KenLM LM vs trie

Hi, I am having a small problem understanding the process of creating the language model. I pass a big corpus of text and build a language model that learns the probabilities of the n-grams (I do not know if by using order 5 I use 5-grams or from unigrams to 5-grams)

# Build pruned LM.
lm_path = '/tmp/lm.arpa'
!lmplz --order 5 \
       --temp_prefix /tmp/ \
       --memory 50% \
       --text {data_lower} \
       --arpa {lm_path} \
       --prune 0 0 0 1

I build the language model

!build_binary -a 255 \
              -q 8 \
              trie \
              {lm_path} \
              {binary_path} 

Now I have the model in binary format to make it faster.

./generate_trie ../data/alphabet.txt /tmp/lm.binary /tmp/trie

But what is the trie used for? I do not really understand that, would Deepspeech work without it?

Thanks a lot for your help!

I think it should work without the trie but the deepspeech script does not use the language model at all unless both --lm and --trie files are passed as argument.

I am not sure if this trie file is related at all to the trie binary mentioned in the kenlm docs
https://kheafield.com/code/kenlm/structures/ since it is built by a deepspeech specific tool (native_client/generate_trie)

I’m also unsure why deepspeech also created a generate_trie tool. That said, you need to supply both for the deepspeech client.

if args.lm and args.trie:
    print('Loading language model from files {} {}'.format(args.lm, args.trie), file=sys.stderr)
________________
- PROBLEMS TO WORK ON
(1) According to the KenLM thread, what does the deepspeech script do unless both --lm and --trie files are passed as arguments?
(2) Pick up the KenLM thread right after its final line and keep it going.

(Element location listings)
________________
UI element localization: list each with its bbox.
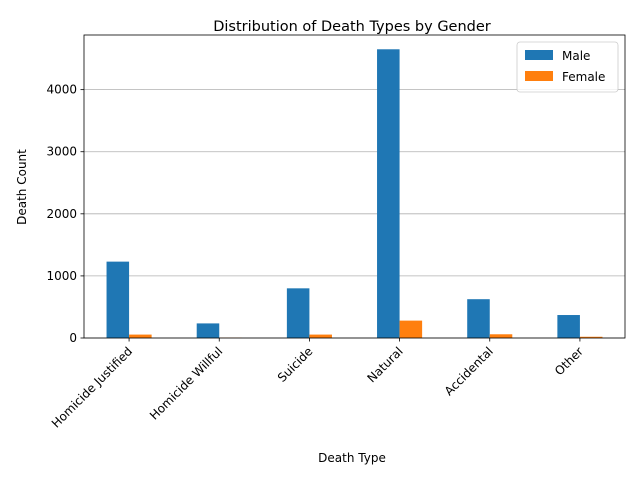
chart-title: Distribution of Death Types by Gender [213,19,491,35]
bar-female [309,334,332,338]
bar-male [196,323,220,338]
legend-label: Female [562,70,605,84]
bar-male [467,299,490,338]
x-tick-label: Suicide [275,344,316,385]
bars [106,49,603,339]
grid-lines [84,89,625,339]
legend: Male Female [516,41,619,93]
bar-male [286,288,310,338]
x-axis-label: Death Type [318,451,386,465]
bar-male [557,315,580,338]
y-tick-label: 0 [69,331,77,345]
bar-female [489,334,513,338]
y-axis-label: Death Count [15,149,29,225]
y-tick-label: 4000 [46,83,77,97]
bar-male [377,49,400,339]
plot-frame [83,34,626,339]
y-axis: 0 1000 2000 3000 4000 [46,83,84,345]
y-tick-label: 3000 [46,145,77,159]
y-tick-label: 2000 [46,207,77,221]
x-tick-label: Natural [365,344,406,385]
x-tick-label: Other [552,344,586,378]
legend-label: Male [562,49,590,63]
bar-female [579,336,603,338]
x-tick-label: Homicide Willful [147,344,225,422]
x-tick-label: Homicide Justified [49,344,135,430]
legend-swatch [525,71,553,81]
bar-female [399,320,423,338]
legend-swatch [525,50,553,60]
x-axis: Homicide Justified Homicide Willful Suicid… [49,338,586,431]
bar-male [106,261,130,338]
y-tick-label: 1000 [46,269,77,283]
x-tick-label: Accidental [442,344,496,398]
bar-female [129,334,152,338]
________________
- RESULTS FOR EACH TASK
(1) It does not use the language model at all.

(2)
    lm_load_start = timer()
    ds.enableDecoderWithLM(args.alphabet, args.lm, args.trie, LM_ALPHA, LM_BETA)
    lm_load_end = timer() - lm_load_start
    print('Loaded language model in {:.3}s.'.format(lm_load_end), file=sys.stderr)

No, it does not work without the trie. It’s a data structure used for keeping track of the minimum word probability a word prefix can lead to, and is used in the scoring process.

1 Like

It worked for me on a limited (~12 words) vocabulary LM without passing the trie (it was causing a segfault when I passed the trie I built), but it probably does not otherwise. I just removed the ‘and args.trie’ check, a hack I know.

That just makes it generate the trie in memory at the beginning of the process.

I am also confused with this question now,I do not understand the difference between build_binary and generate_trie,do you understand?If so ,can you tell me?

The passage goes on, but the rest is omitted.